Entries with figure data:
——————

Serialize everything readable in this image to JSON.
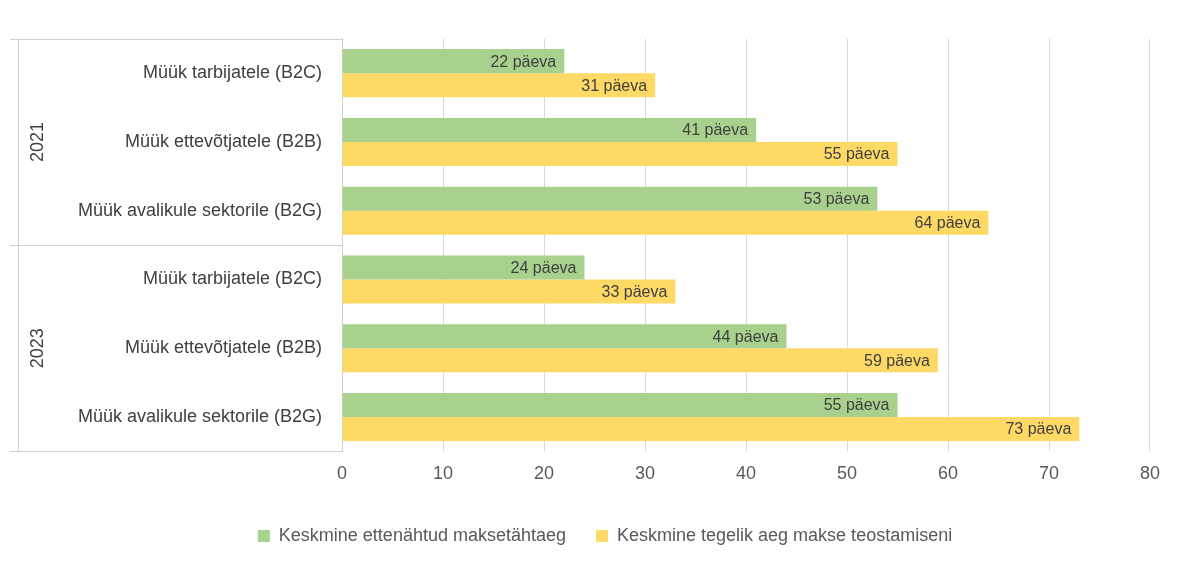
{
  "chart_data": {
    "type": "bar",
    "orientation": "horizontal",
    "categories": [
      "Müük tarbijatele (B2C)",
      "Müük ettevõtjatele (B2B)",
      "Müük avalikule sektorile (B2G)",
      "Müük tarbijatele (B2C)",
      "Müük ettevõtjatele (B2B)",
      "Müük avalikule sektorile (B2G)"
    ],
    "series": [
      {
        "name": "Keskmine ettenähtud maksetähtaeg",
        "color": "#a9d18e",
        "values": [
          22,
          41,
          53,
          24,
          44,
          55
        ],
        "value_labels": [
          "22 päeva",
          "41 päeva",
          "53 päeva",
          "24 päeva",
          "44 päeva",
          "55 päeva"
        ]
      },
      {
        "name": "Keskmine tegelik aeg makse teostamiseni",
        "color": "#ffd966",
        "values": [
          31,
          55,
          64,
          33,
          59,
          73
        ],
        "value_labels": [
          "31 päeva",
          "55 päeva",
          "64 päeva",
          "33 päeva",
          "59 päeva",
          "73 päeva"
        ]
      }
    ],
    "annotations": [
      "2021",
      "2023"
    ],
    "xlim": [
      0,
      80
    ],
    "xticks": [
      0,
      10,
      20,
      30,
      40,
      50,
      60,
      70,
      80
    ],
    "grid": "x",
    "legend": "bottom"
  }
}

——————

**TASK BRIEF:**
Find every line that holds "sektorile" and copy it.

**RIGHT ANSWER:**
      "Müük avalikule sektorile (B2G)",
      "Müük avalikule sektorile (B2G)"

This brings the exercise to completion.